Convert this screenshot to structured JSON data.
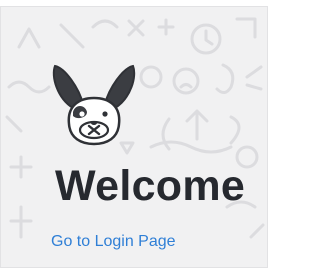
{
  "mascot": {
    "icon": "bunny-mascot-icon",
    "body_color": "#ffffff",
    "ear_color": "#3b3d42",
    "outline_color": "#2f3136"
  },
  "welcome": {
    "title": "Welcome"
  },
  "login": {
    "link_label": "Go to Login Page",
    "link_color": "#2f7fd6"
  }
}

******************************

__STATED PROBLEM__
Leave out the pictures and transcribe everything else exactly.

__TASK SOLUTION__
Convert this screenshot to structured JSON data.
{
  "mascot": {
    "icon": "bunny-mascot-icon",
    "body_color": "#ffffff",
    "ear_color": "#3b3d42",
    "outline_color": "#2f3136"
  },
  "welcome": {
    "title": "Welcome"
  },
  "login": {
    "link_label": "Go to Login Page",
    "link_color": "#2f7fd6"
  }
}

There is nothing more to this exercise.